+++ Data in this exercise

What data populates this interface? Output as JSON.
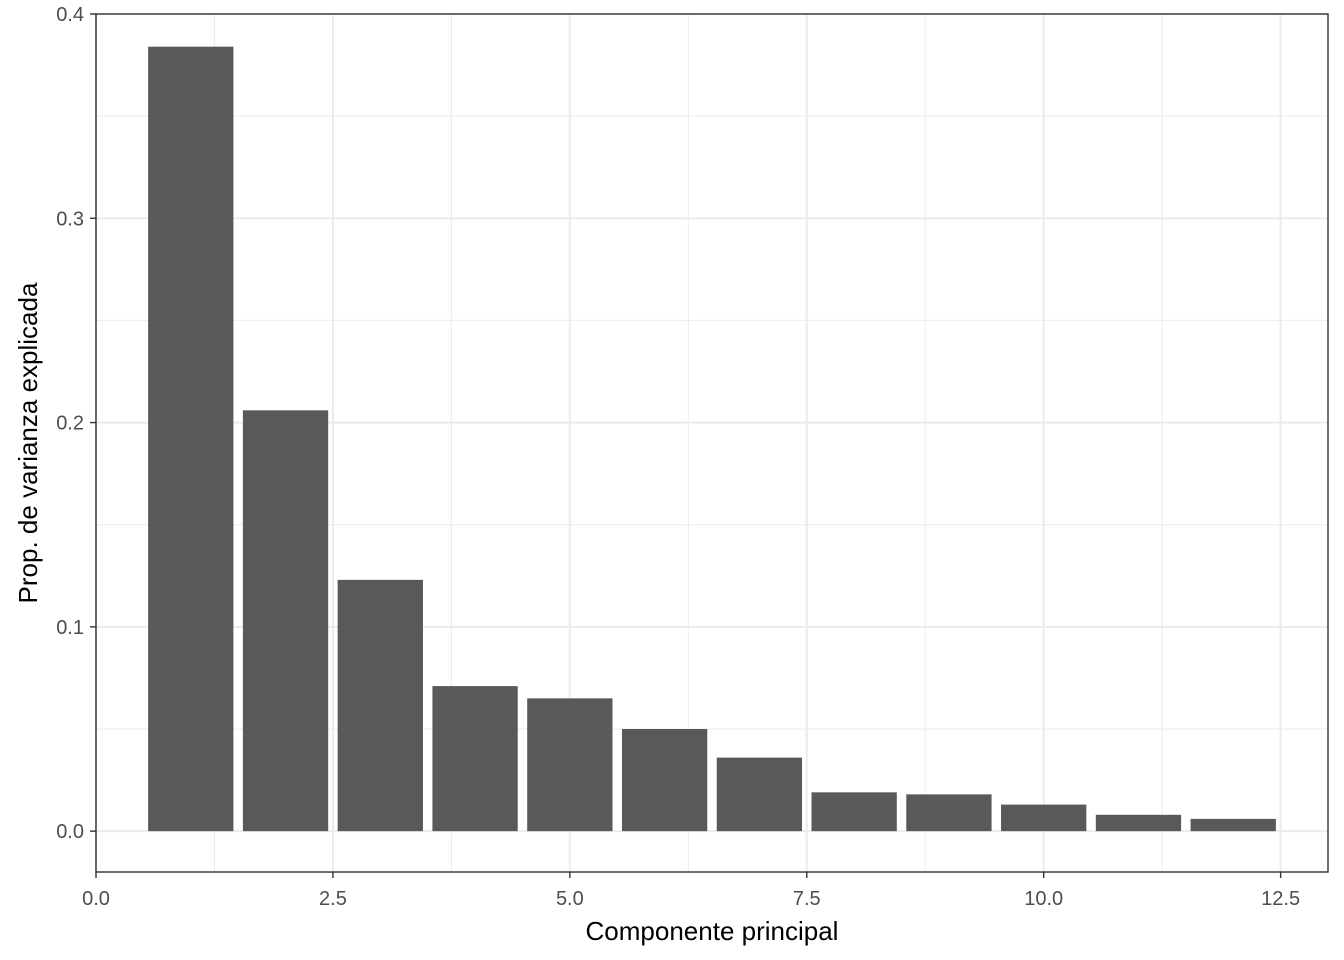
{
  "chart_data": {
    "type": "bar",
    "title": "",
    "xlabel": "Componente principal",
    "ylabel": "Prop. de varianza explicada",
    "x": [
      1,
      2,
      3,
      4,
      5,
      6,
      7,
      8,
      9,
      10,
      11,
      12
    ],
    "values": [
      0.384,
      0.206,
      0.123,
      0.071,
      0.065,
      0.05,
      0.036,
      0.019,
      0.018,
      0.013,
      0.008,
      0.006
    ],
    "xlim": [
      0,
      13
    ],
    "ylim": [
      -0.02,
      0.4
    ],
    "x_ticks": [
      "0.0",
      "2.5",
      "5.0",
      "7.5",
      "10.0",
      "12.5"
    ],
    "y_ticks": [
      "0.0",
      "0.1",
      "0.2",
      "0.3",
      "0.4"
    ],
    "grid": true,
    "bar_color": "#595959",
    "grid_color": "#ebebeb",
    "panel_border_color": "#333333"
  }
}
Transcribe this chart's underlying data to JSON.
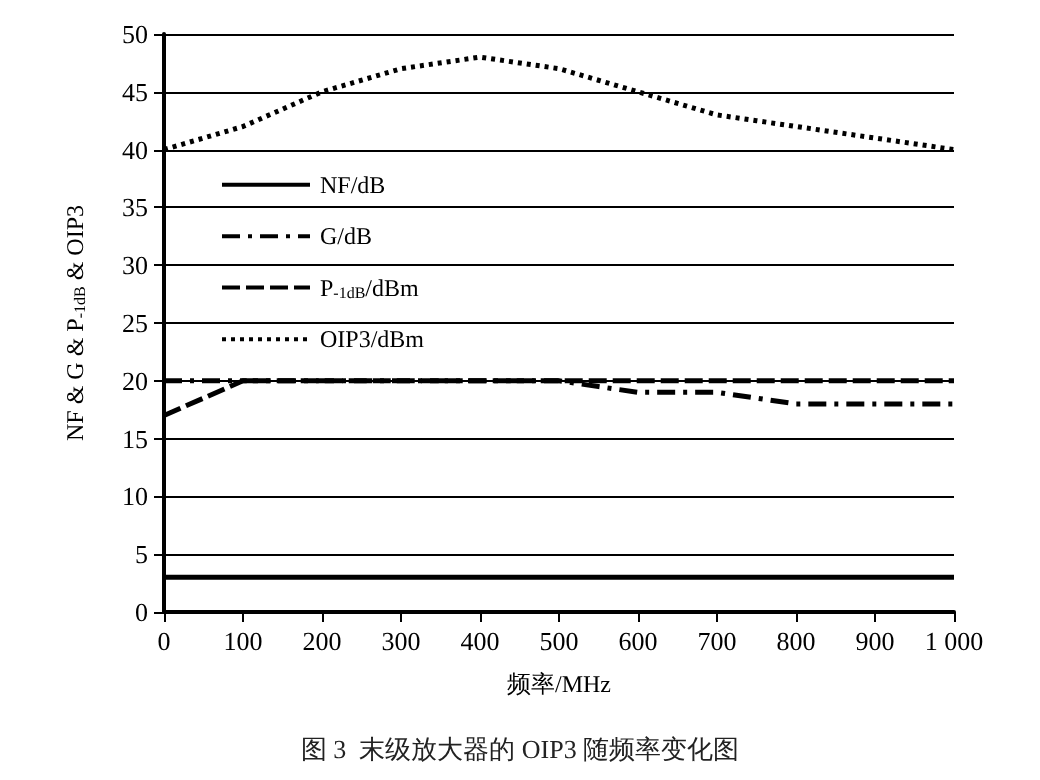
{
  "chart_data": {
    "type": "line",
    "title": "图 3  末级放大器的 OIP3 随频率变化图",
    "xlabel": "频率/MHz",
    "ylabel": "NF & G & P$_{-1dB}$ & OIP3",
    "x": [
      0,
      100,
      200,
      300,
      400,
      500,
      550,
      600,
      700,
      750,
      800,
      900,
      1000
    ],
    "series": [
      {
        "name": "NF/dB",
        "color": "#000000",
        "line_style": "solid",
        "values": [
          3,
          3,
          3,
          3,
          3,
          3,
          3,
          3,
          3,
          3,
          3,
          3,
          3
        ]
      },
      {
        "name": "G/dB",
        "color": "#000000",
        "line_style": "dashdot",
        "values": [
          20,
          20,
          20,
          20,
          20,
          20,
          19.5,
          19,
          19,
          18.5,
          18,
          18,
          18
        ]
      },
      {
        "name": "P$_{-1dB}$/dBm",
        "color": "#000000",
        "line_style": "dashed",
        "values": [
          17,
          20,
          20,
          20,
          20,
          20,
          20,
          20,
          20,
          20,
          20,
          20,
          20
        ]
      },
      {
        "name": "OIP3/dBm",
        "color": "#000000",
        "line_style": "dotted",
        "values": [
          40,
          42,
          45,
          47,
          48,
          47,
          46,
          45,
          43,
          42.5,
          42,
          41,
          40
        ]
      }
    ],
    "xlim": [
      0,
      1000
    ],
    "xticks": [
      0,
      100,
      200,
      300,
      400,
      500,
      600,
      700,
      800,
      900,
      {
        "value": 1000,
        "label": "1 000"
      }
    ],
    "ylim": [
      0,
      50
    ],
    "yticks": [
      0,
      5,
      10,
      15,
      20,
      25,
      30,
      35,
      40,
      45,
      50
    ],
    "grid": "y",
    "legend": "top left",
    "marker": "none"
  }
}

++++++

Task requirements ->
Transcribe the full listing above exactly as it stands, minus the pictures.

Exercise result ->
What data populates this interface? Output as JSON.
{
  "chart_data": {
    "type": "bar",
    "title": "",
    "xlabel": "Componente principal",
    "ylabel": "Prop. de varianza explicada",
    "x": [
      1,
      2,
      3,
      4,
      5,
      6,
      7,
      8,
      9,
      10,
      11,
      12
    ],
    "values": [
      0.384,
      0.206,
      0.123,
      0.071,
      0.065,
      0.05,
      0.036,
      0.019,
      0.018,
      0.013,
      0.008,
      0.006
    ],
    "xlim": [
      0,
      13
    ],
    "ylim": [
      -0.02,
      0.4
    ],
    "x_ticks": [
      "0.0",
      "2.5",
      "5.0",
      "7.5",
      "10.0",
      "12.5"
    ],
    "y_ticks": [
      "0.0",
      "0.1",
      "0.2",
      "0.3",
      "0.4"
    ],
    "grid": true,
    "bar_color": "#595959",
    "grid_color": "#ebebeb",
    "panel_border_color": "#333333"
  }
}
Transcribe this chart's underlying data to JSON.
{
  "chart_data": {
    "type": "line",
    "title": "图 3  末级放大器的 OIP3 随频率变化图",
    "xlabel": "频率/MHz",
    "ylabel": "NF & G & P$_{-1dB}$ & OIP3",
    "x": [
      0,
      100,
      200,
      300,
      400,
      500,
      550,
      600,
      700,
      750,
      800,
      900,
      1000
    ],
    "series": [
      {
        "name": "NF/dB",
        "color": "#000000",
        "line_style": "solid",
        "values": [
          3,
          3,
          3,
          3,
          3,
          3,
          3,
          3,
          3,
          3,
          3,
          3,
          3
        ]
      },
      {
        "name": "G/dB",
        "color": "#000000",
        "line_style": "dashdot",
        "values": [
          20,
          20,
          20,
          20,
          20,
          20,
          19.5,
          19,
          19,
          18.5,
          18,
          18,
          18
        ]
      },
      {
        "name": "P$_{-1dB}$/dBm",
        "color": "#000000",
        "line_style": "dashed",
        "values": [
          17,
          20,
          20,
          20,
          20,
          20,
          20,
          20,
          20,
          20,
          20,
          20,
          20
        ]
      },
      {
        "name": "OIP3/dBm",
        "color": "#000000",
        "line_style": "dotted",
        "values": [
          40,
          42,
          45,
          47,
          48,
          47,
          46,
          45,
          43,
          42.5,
          42,
          41,
          40
        ]
      }
    ],
    "xlim": [
      0,
      1000
    ],
    "xticks": [
      0,
      100,
      200,
      300,
      400,
      500,
      600,
      700,
      800,
      900,
      {
        "value": 1000,
        "label": "1 000"
      }
    ],
    "ylim": [
      0,
      50
    ],
    "yticks": [
      0,
      5,
      10,
      15,
      20,
      25,
      30,
      35,
      40,
      45,
      50
    ],
    "grid": "y",
    "legend": "top left",
    "marker": "none"
  }
}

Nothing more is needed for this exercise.